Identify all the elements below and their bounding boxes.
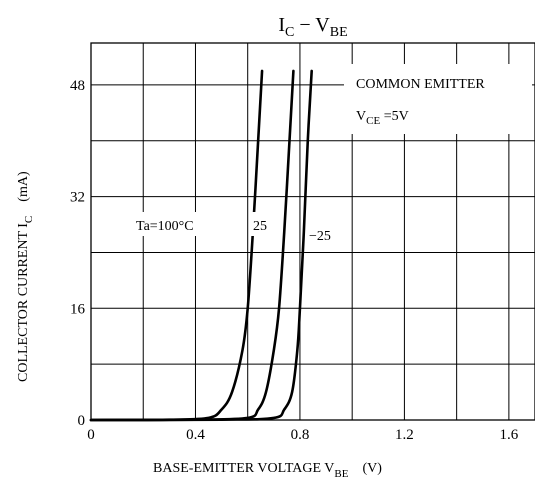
series-label-25: 25 — [253, 219, 267, 234]
y-tick-label: 48 — [70, 78, 85, 94]
series-label-100c: Ta=100°C — [136, 219, 194, 234]
series-line-1 — [89, 69, 295, 422]
series-label-bg-2 — [250, 212, 276, 236]
condition-box — [344, 64, 532, 134]
series-line-2 — [89, 69, 313, 422]
y-tick-label: 32 — [70, 190, 85, 206]
y-tick-labels: 0 16 32 48 — [70, 78, 86, 429]
x-tick-labels: 0 0.4 0.8 1.2 1.6 — [87, 427, 519, 443]
x-tick-label: 0.4 — [186, 427, 205, 443]
x-tick-label: 0 — [87, 427, 95, 443]
x-tick-label: 0.8 — [291, 427, 310, 443]
y-tick-label: 16 — [70, 301, 86, 317]
plot-frame — [90, 42, 535, 421]
condition-line-1: COMMON EMITTER — [356, 77, 485, 92]
condition-line-2: VCE =5V — [356, 109, 409, 127]
series-label-bg-1 — [134, 212, 238, 236]
series-group — [89, 69, 313, 422]
series-label-bg-3 — [306, 222, 344, 246]
x-axis-label: BASE-EMITTER VOLTAGE VBE (V) — [153, 461, 382, 480]
series-label-minus25: −25 — [309, 229, 331, 244]
y-tick-label: 0 — [78, 413, 86, 429]
y-axis-label: COLLECTOR CURRENT IC(mA) — [16, 171, 35, 382]
series-line-0 — [89, 69, 264, 422]
x-tick-label: 1.2 — [395, 427, 414, 443]
chart-title: IC − VBE — [278, 14, 347, 40]
x-tick-label: 1.6 — [500, 427, 519, 443]
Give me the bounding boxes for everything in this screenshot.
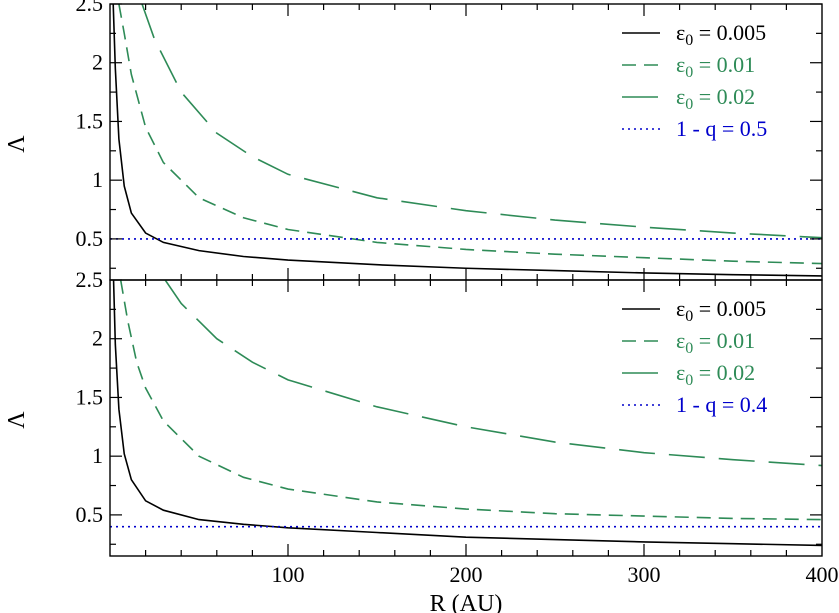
y-tick-label: 2.5	[76, 267, 104, 292]
series-group	[110, 4, 822, 277]
y-tick-label: 2	[92, 50, 103, 75]
y-axis-label: Λ	[4, 411, 30, 429]
legend: ε0 = 0.005 ε0 = 0.01 ε0 = 0.02 1 - q = 0.4	[622, 296, 767, 417]
series-group	[110, 280, 822, 547]
legend: ε0 = 0.005 ε0 = 0.01 ε0 = 0.02 1 - q = 0.5	[622, 20, 767, 141]
plot-frame	[109, 279, 823, 557]
series-line-2	[118, 4, 822, 265]
series-line-2	[119, 280, 822, 521]
legend-label: ε0 = 0.02	[676, 360, 755, 389]
x-axis-label: R (AU)	[430, 591, 503, 613]
legend-label: ε0 = 0.01	[676, 52, 755, 81]
y-tick-label: 1	[92, 443, 103, 468]
y-tick-label: 0.5	[76, 226, 104, 251]
panel-top: 0.5 1 1.5 2 2.5 Λε0 = 0.005 ε0 = 0.01 ε0 = 0.02…	[4, 0, 823, 281]
y-tick-label: 2	[92, 326, 103, 351]
x-tick-label: 200	[450, 562, 483, 587]
legend-label: 1 - q = 0.5	[676, 116, 767, 141]
legend-label: ε0 = 0.005	[676, 20, 766, 49]
y-tick-label: 1.5	[76, 108, 104, 133]
y-tick-label: 2.5	[76, 0, 104, 16]
y-tick-label: 1.5	[76, 384, 104, 409]
y-tick-label: 0.5	[76, 502, 104, 527]
legend-label: 1 - q = 0.4	[676, 392, 767, 417]
y-axis-label: Λ	[4, 135, 30, 153]
panel-bottom: 100 200 300 400 0.5 1 1.5 2 2.5 Λ R (AU) ε0 = 0.005…	[4, 267, 839, 613]
series-line-1	[112, 280, 822, 547]
legend-label: ε0 = 0.01	[676, 328, 755, 357]
legend-label: ε0 = 0.005	[676, 296, 766, 325]
series-line-1	[112, 4, 822, 277]
y-tick-label: 1	[92, 167, 103, 192]
legend-label: ε0 = 0.02	[676, 84, 755, 113]
x-tick-label: 100	[272, 562, 305, 587]
series-line-3	[164, 280, 822, 467]
x-tick-label: 300	[628, 562, 661, 587]
x-tick-label: 400	[806, 562, 839, 587]
series-line-3	[141, 4, 822, 239]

——

#### [The task]
Rewrite all the lines above as a single numbered list, leaving out blank lines and the pictures.

#### [Task result]
1. Identify all the elements below and their bounding boxes.
2. series-label-25: 25 — [253, 219, 267, 234]
3. y-tick-label: 48 — [70, 78, 85, 94]
4. series-label-100c: Ta=100°C — [136, 219, 194, 234]
5. series-line-1 — [89, 69, 295, 422]
6. series-label-bg-2 — [250, 212, 276, 236]
7. condition-box — [344, 64, 532, 134]
8. series-line-2 — [89, 69, 313, 422]
9. y-tick-label: 32 — [70, 190, 85, 206]
10. y-tick-labels: 0 16 32 48 — [70, 78, 86, 429]
11. x-tick-labels: 0 0.4 0.8 1.2 1.6 — [87, 427, 519, 443]
12. x-tick-label: 0.4 — [186, 427, 205, 443]
13. x-tick-label: 0 — [87, 427, 95, 443]
14. x-tick-label: 0.8 — [291, 427, 310, 443]
15. y-tick-label: 16 — [70, 301, 86, 317]
16. plot-frame — [90, 42, 535, 421]
17. condition-line-1: COMMON EMITTER — [356, 77, 485, 92]
18. condition-line-2: VCE =5V — [356, 109, 409, 127]
19. series-label-bg-1 — [134, 212, 238, 236]
20. series-group — [89, 69, 313, 422]
21. series-label-bg-3 — [306, 222, 344, 246]
22. x-axis-label: BASE-EMITTER VOLTAGE VBE (V) — [153, 461, 382, 480]
23. series-label-minus25: −25 — [309, 229, 331, 244]
24. y-tick-label: 0 — [78, 413, 86, 429]
25. y-axis-label: COLLECTOR CURRENT IC(mA) — [16, 171, 35, 382]
26. series-line-0 — [89, 69, 264, 422]
27. x-tick-label: 1.2 — [395, 427, 414, 443]
28. chart-title: IC − VBE — [278, 14, 347, 40]
29. x-tick-label: 1.6 — [500, 427, 519, 443]
30. Give me the bounding boxes for everything in this screenshot.
31. y-tick-label: 2.5	[76, 267, 104, 292]
32. series-group	[110, 4, 822, 277]
33. y-tick-label: 2	[92, 50, 103, 75]
34. y-axis-label: Λ	[4, 411, 30, 429]
35. legend: ε0 = 0.005 ε0 = 0.01 ε0 = 0.02 1 - q = 0.4	[622, 296, 767, 417]
36. series-group	[110, 280, 822, 547]
37. legend: ε0 = 0.005 ε0 = 0.01 ε0 = 0.02 1 - q = 0.5	[622, 20, 767, 141]
38. plot-frame	[109, 279, 823, 557]
39. series-line-2	[118, 4, 822, 265]
40. series-line-2	[119, 280, 822, 521]
41. legend-label: ε0 = 0.02	[676, 360, 755, 389]
42. x-axis-label: R (AU)	[430, 591, 503, 613]
43. legend-label: ε0 = 0.01	[676, 52, 755, 81]
44. y-tick-label: 1	[92, 443, 103, 468]
45. y-tick-label: 0.5	[76, 226, 104, 251]
46. panel-top: 0.5 1 1.5 2 2.5 Λε0 = 0.005 ε0 = 0.01 ε0 = 0.02…	[4, 0, 823, 281]
47. y-tick-label: 2	[92, 326, 103, 351]
48. x-tick-label: 200	[450, 562, 483, 587]
49. legend-label: 1 - q = 0.5	[676, 116, 767, 141]
50. legend-label: ε0 = 0.005	[676, 20, 766, 49]
51. y-tick-label: 1.5	[76, 108, 104, 133]
52. y-tick-label: 2.5	[76, 0, 104, 16]
53. y-tick-label: 1.5	[76, 384, 104, 409]
54. y-tick-label: 0.5	[76, 502, 104, 527]
55. legend-label: 1 - q = 0.4	[676, 392, 767, 417]
56. y-axis-label: Λ	[4, 135, 30, 153]
57. panel-bottom: 100 200 300 400 0.5 1 1.5 2 2.5 Λ R (AU) ε0 = 0.005…	[4, 267, 839, 613]
58. series-line-1	[112, 280, 822, 547]
59. legend-label: ε0 = 0.01	[676, 328, 755, 357]
60. legend-label: ε0 = 0.005	[676, 296, 766, 325]
61. series-line-1	[112, 4, 822, 277]
62. y-tick-label: 1	[92, 167, 103, 192]
63. legend-label: ε0 = 0.02	[676, 84, 755, 113]
64. x-tick-label: 100	[272, 562, 305, 587]
65. series-line-3	[164, 280, 822, 467]
66. x-tick-label: 300	[628, 562, 661, 587]
67. x-tick-label: 400	[806, 562, 839, 587]
68. series-line-3	[141, 4, 822, 239]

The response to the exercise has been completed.